(WORK ORDER A):
Condense the paragraph beginning "A study was made by Parallels" in the article on cloud services for small businesses in Asia Pacific into a short list that keeps its main facts.
(WORK ORDER B):
Repeat word for word the stretch from "A study was" through "manage their platform." in the article on cloud services for small businesses in Asia Pacific.
(WORK ORDER C):
Carry on the article on cloud services for small businesses in Asia Pacific from the point where it stops.

(SUPPLIED PASSAGE):
######
The increasing number of small and midscale businesses in the Asia Pacific region presents a huge potential for business. They may appear granular but the number of SMBs is growing steady in number. Their business requirements may be challenging but it will definitely be a very profitable market.
Birger Steen, CEO for virtualization of Parallels, a cloud computing software vendor said that although SMBs may appear coarse it could be a source of a steady income for cloud service providers. SMBs are unlike the general cloud providers that requires similar cloud-based platforms, SMBs needs are “granular” in nature.
Japan’s current unique situation placed many SMBs to adapt the cloud platform because of the major calamity it suffered during the earthquake and tsunami disaster. This is considering that Japan is previously one of the countries that was very reluctant to have their data center to be hosted in the cloud platform. However, the current electricity and power shortages that Japan is faced with left them no choice but to venture on a third-party cloud-hosted data center provider. This gave many employees the opportunity to work home-based, saving as much energy requirement as working in an office setup.
China on the other hand, has tight government regulatory monitoring and control over businesses. Steen said that only a small percentage of about 5% of websites in China are hosted abroad. This figure is way too low from other countries that are now on the average of 65% on the cloud market. He said that this leaves a high percentage of the market share that is left untapped for the cloud and infrastructure-as-a-service (IaaS) vendors.
A study was made by Parallels that indicated 28% of China SMBs have plans of purchasing IaaS services in the next three years. Another 24% of the respondents from the study indicated their plans to assume web services such as web hosting, user and domain registration, content creation, SSL (secure sockets layer), online commerce add-ons and blogging services.
The same research study projected a US$640 million cloud service market share from Chinese SMBs by the end of this year. The study was conducted in the first quarter of this year with 400 cross section and varied genres of industry SMBs that participated.
China’s top market audiences include those SMBs with no IT people, companies who only contract IT consultants and those with a team of IT staff who manage their platform.
######
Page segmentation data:

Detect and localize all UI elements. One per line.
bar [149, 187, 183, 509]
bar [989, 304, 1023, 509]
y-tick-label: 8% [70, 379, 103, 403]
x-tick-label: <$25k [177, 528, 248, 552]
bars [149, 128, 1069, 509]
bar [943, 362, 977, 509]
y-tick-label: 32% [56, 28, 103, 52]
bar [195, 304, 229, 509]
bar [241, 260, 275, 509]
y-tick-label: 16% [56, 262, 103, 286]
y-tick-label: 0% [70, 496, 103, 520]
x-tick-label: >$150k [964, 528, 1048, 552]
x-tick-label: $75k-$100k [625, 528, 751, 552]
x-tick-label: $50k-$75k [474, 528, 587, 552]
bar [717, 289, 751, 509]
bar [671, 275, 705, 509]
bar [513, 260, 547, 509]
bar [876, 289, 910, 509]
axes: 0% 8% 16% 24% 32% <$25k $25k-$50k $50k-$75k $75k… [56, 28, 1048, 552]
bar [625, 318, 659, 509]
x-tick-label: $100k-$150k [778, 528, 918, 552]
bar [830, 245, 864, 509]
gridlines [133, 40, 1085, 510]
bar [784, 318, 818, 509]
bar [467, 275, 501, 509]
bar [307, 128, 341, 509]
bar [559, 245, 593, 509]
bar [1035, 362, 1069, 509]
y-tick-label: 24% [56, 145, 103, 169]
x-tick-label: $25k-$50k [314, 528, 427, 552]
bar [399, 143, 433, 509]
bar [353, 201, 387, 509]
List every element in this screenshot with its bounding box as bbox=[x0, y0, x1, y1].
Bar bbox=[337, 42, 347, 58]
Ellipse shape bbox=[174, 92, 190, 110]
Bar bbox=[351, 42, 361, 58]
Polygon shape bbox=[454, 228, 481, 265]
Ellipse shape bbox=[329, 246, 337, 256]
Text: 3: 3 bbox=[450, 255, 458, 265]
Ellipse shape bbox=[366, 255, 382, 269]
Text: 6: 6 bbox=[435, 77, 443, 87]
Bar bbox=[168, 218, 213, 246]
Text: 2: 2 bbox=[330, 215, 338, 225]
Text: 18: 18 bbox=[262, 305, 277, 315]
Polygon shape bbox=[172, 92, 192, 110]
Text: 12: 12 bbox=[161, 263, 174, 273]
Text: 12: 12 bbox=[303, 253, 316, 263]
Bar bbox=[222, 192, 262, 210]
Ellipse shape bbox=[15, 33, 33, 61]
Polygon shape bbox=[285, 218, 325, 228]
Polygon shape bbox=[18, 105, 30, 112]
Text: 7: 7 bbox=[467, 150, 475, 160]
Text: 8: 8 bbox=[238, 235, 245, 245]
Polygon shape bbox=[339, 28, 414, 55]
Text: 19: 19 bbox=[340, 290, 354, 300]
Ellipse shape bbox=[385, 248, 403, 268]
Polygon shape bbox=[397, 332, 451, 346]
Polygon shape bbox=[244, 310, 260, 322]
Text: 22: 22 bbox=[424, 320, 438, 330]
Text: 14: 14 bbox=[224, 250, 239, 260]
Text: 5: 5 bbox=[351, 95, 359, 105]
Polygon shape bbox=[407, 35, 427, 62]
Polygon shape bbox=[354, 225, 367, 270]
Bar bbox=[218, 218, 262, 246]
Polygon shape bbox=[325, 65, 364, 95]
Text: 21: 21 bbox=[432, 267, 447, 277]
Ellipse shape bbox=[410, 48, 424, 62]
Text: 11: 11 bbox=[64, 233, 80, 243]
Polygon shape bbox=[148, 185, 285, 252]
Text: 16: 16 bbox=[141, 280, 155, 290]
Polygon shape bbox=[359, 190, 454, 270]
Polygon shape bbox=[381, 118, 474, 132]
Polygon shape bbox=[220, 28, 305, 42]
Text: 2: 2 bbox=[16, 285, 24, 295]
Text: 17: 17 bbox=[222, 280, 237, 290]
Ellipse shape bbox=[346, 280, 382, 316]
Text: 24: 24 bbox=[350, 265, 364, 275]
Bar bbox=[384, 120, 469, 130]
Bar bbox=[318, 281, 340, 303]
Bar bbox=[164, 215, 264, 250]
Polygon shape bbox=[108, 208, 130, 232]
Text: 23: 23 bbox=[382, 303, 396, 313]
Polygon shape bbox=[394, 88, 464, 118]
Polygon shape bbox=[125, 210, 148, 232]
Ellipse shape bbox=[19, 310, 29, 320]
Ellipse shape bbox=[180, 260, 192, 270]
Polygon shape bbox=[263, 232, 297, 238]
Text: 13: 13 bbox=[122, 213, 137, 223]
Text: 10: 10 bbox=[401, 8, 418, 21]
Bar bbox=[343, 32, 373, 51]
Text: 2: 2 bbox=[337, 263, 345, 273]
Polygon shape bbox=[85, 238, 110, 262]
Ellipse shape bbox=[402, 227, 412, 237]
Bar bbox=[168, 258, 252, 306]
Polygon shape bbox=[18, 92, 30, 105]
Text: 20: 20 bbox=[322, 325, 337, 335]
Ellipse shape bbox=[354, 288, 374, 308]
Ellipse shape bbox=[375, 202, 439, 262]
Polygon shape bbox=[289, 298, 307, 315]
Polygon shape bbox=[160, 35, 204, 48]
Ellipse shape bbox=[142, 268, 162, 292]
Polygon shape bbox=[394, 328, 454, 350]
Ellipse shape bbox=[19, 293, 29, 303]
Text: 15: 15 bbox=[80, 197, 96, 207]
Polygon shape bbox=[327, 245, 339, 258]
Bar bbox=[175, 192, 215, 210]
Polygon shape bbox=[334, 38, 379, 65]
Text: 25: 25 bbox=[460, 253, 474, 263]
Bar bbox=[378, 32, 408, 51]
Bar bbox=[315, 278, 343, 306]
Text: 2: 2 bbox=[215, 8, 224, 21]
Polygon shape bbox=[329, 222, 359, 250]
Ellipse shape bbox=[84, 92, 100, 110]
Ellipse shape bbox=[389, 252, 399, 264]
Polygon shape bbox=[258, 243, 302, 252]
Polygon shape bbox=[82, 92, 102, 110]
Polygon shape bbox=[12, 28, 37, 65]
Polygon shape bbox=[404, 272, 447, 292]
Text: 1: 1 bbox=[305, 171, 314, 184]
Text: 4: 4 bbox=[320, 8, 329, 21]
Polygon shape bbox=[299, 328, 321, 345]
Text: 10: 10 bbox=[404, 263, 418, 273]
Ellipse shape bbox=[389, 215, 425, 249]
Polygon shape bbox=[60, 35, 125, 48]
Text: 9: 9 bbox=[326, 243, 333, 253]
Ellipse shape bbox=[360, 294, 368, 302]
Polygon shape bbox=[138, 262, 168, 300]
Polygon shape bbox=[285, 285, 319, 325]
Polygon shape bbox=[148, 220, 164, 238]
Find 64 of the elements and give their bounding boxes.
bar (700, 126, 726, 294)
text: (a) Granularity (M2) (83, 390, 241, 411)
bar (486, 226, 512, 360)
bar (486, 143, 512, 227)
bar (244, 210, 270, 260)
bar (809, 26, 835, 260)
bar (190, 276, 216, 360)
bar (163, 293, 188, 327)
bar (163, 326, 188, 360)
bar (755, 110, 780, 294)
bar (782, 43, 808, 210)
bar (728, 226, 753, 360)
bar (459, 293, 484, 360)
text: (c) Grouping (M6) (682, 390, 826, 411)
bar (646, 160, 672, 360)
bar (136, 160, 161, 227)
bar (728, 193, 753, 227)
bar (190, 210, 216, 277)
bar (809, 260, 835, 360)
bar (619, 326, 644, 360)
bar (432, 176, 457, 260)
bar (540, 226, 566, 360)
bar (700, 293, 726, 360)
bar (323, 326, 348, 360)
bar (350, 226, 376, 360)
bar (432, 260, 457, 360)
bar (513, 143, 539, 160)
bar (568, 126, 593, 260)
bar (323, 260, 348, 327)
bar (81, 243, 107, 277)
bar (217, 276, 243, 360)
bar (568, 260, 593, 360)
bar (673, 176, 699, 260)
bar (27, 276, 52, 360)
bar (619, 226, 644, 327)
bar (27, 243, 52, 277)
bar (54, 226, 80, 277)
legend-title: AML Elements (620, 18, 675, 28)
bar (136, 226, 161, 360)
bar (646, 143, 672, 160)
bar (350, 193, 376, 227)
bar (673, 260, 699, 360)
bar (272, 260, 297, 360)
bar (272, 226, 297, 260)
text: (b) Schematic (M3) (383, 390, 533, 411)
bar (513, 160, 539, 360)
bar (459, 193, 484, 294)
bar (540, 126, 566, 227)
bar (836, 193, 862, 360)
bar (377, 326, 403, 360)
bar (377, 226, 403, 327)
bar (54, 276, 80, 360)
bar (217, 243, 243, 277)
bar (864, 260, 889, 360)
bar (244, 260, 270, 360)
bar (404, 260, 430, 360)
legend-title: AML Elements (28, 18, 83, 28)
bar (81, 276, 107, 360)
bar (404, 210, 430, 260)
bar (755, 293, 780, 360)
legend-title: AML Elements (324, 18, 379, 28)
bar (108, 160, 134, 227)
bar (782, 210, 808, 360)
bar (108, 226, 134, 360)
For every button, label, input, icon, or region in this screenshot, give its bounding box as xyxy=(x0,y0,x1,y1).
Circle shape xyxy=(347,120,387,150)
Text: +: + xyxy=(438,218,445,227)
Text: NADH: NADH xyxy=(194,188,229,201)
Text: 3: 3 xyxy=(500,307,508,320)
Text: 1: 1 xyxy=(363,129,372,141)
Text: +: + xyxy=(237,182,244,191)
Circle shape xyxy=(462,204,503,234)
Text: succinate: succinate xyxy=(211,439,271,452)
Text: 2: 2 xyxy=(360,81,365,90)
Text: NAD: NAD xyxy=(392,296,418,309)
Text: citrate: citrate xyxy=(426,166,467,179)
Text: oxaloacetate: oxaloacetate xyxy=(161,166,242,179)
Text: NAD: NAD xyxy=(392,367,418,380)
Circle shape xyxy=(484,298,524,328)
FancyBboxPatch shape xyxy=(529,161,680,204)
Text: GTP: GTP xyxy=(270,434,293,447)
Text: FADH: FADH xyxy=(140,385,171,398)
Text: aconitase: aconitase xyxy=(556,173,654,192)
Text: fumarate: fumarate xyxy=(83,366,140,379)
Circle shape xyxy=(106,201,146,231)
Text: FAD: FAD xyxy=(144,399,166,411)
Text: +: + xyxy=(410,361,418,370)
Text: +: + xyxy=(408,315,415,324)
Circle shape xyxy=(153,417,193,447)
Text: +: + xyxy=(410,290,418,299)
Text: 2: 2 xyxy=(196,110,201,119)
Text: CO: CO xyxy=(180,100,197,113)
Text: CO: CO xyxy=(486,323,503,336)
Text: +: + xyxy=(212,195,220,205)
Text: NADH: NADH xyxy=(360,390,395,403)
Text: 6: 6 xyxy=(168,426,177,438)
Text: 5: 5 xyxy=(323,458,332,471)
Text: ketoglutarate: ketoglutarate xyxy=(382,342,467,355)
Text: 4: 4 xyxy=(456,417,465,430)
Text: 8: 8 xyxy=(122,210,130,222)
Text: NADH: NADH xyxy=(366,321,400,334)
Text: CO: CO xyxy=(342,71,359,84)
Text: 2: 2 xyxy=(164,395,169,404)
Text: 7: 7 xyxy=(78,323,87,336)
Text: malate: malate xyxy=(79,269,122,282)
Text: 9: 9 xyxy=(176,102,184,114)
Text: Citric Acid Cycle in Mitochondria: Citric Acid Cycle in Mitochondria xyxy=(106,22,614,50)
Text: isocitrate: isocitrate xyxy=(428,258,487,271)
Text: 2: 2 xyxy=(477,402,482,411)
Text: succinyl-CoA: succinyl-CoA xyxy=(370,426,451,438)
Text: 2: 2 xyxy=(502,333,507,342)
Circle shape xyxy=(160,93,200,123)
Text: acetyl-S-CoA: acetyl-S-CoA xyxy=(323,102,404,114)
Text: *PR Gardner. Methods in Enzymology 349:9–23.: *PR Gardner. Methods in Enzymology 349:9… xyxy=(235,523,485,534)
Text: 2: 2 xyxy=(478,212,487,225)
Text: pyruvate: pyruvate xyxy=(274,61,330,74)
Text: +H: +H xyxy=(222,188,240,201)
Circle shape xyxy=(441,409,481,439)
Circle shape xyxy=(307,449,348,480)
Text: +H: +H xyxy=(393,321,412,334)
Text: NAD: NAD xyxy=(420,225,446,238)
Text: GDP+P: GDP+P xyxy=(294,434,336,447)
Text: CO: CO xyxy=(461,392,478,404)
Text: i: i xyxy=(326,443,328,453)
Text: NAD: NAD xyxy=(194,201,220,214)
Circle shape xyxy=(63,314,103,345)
######
(WRITTEN REPLY A):
- A Parallels study found that 28% of China SMBs plan to buy IaaS services in the next three years.
- Another 24% of respondents plan to adopt web services, including web hosting, user and domain registration, content creation, SSL (secure sockets layer), online commerce add-ons and blogging services.

(WRITTEN REPLY B):
A study was made by Parallels that indicated 28% of China SMBs have plans of purchasing IaaS services in the next three years. Another 24% of the respondents from the study indicated their plans to assume web services such as web hosting, user and domain registration, content creation, SSL (secure sockets layer), online commerce add-ons and blogging services.
The same research study projected a US$640 million cloud service market share from Chinese SMBs by the end of this year. The study was conducted in the first quarter of this year with 400 cross section and varied genres of industry SMBs that participated.
China’s top market audiences include those SMBs with no IT people, companies who only contract IT consultants and those with a team of IT staff who manage their platform.

(WRITTEN REPLY C):
Across China the big bulk of the market share are those with “do-it-yourselves” IT staff. Another common scenario would be the owner or company executive handling the IT decisions, so cloud vendors that plan to target these SMBs should focus on the company benefits rather than the technical issues behind the product.
12 percent, however, of the SMBs only contract IT consultants from outside of the company. The Parallels study stated “They want to know about the technical specifications of the cloud service, its configuration and management, best practices and other technical advice.”
The third group of companies with dedicated IT should consider the IT Department as the key focus for the negotiations. It will require a more technical documentation of the specifications of the product, advanced technical features and applications as the main key selling points.
Executive Director, David Loke of ReadySpace said that the lack of Information Technology expertise is the primary challenge for the Asian region. Although ReadySpace is based in Singapore another Asian country, their products have a strong following in Australia and the Philippines.
Loke said “Asians don’t tend to read help files so automation [in as much of the setup as possible] appeals to customers as long as their applications work, that is fine, and some are willing to pay more to eliminate complexities.”
George Karidis, chief strategy officer of Softlayer believes that cloud providers need to supply scalability and complex technical support for SMBs to help them build their business; it should focus more on e-commerce and other revenue generating strategies.